**Work to complete**
From the material below, list every line containing "system".

Records from a collection
_ _ _ _ _ _ _

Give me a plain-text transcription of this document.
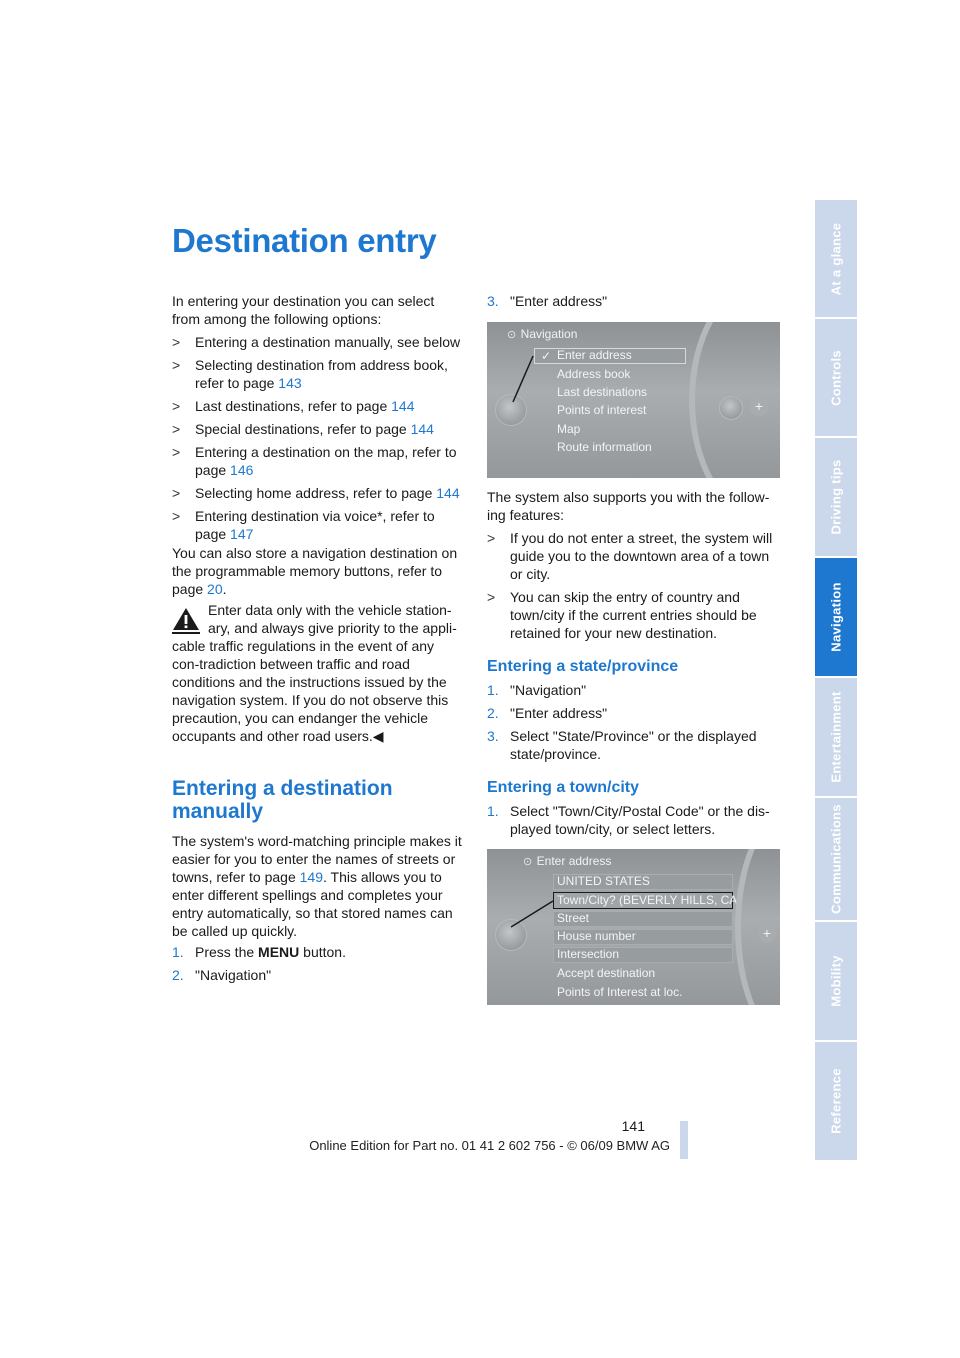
Destination entry

In entering your destination you can select from among the following options:

>	Entering a destination manually, see below
>	Selecting destination from address book, refer to page 143
>	Last destinations, refer to page 144
>	Special destinations, refer to page 144
>	Entering a destination on the map, refer to page 146
>	Selecting home address, refer to page 144
>	Entering destination via voice*, refer to page 147

You can also store a navigation destination on the programmable memory buttons, refer to page 20.

Enter data only with the vehicle station-ary, and always give priority to the appli-

cable traffic regulations in the event of any con-tradiction between traffic and road conditions and the instructions issued by the navigation system. If you do not observe this precaution, you can endanger the vehicle occupants and other road users.◀

Entering a destination manually

The system's word-matching principle makes it easier for you to enter the names of streets or towns, refer to page 149. This allows you to enter different spellings and completes your entry automatically, so that stored names can be called up quickly.

1. Press the MENU button.
2. "Navigation"
3. "Enter address"
⊙ Navigation
✓ Enter address
Address book
Last destinations
Points of interest
Map
Route information
+

The system also supports you with the follow-ing features:

>	If you do not enter a street, the system will guide you to the downtown area of a town or city.
>	You can skip the entry of country and town/city if the current entries should be retained for your new destination.
Entering a state/province
1. "Navigation"
2. "Enter address"
3. Select "State/Province" or the displayed state/province.
Entering a town/city
1. Select "Town/City/Postal Code" or the dis-played town/city, or select letters.
⊙ Enter address
UNITED STATES
Town/City? (BEVERLY HILLS, CA)
Street
House number
Intersection
Accept destination
Points of Interest at loc.
+
At a glance
Controls
Driving tips
Navigation
Entertainment
Communications
Mobility
Reference
141
Online Edition for Part no. 01 41 2 602 756 - © 06/09 BMW AG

_ _ _ _ _ _ _

**Complete response**
cable traffic regulations in the event of any con-tradiction between traffic and road conditions and the instructions issued by the navigation system. If you do not observe this precaution, you can endanger the vehicle occupants and other road users.◀
The system's word-matching principle makes it easier for you to enter the names of streets or towns, refer to page 149. This allows you to enter different spellings and completes your entry automatically, so that stored names can be called up quickly.
The system also supports you with the follow-ing features:
>	If you do not enter a street, the system will guide you to the downtown area of a town or city.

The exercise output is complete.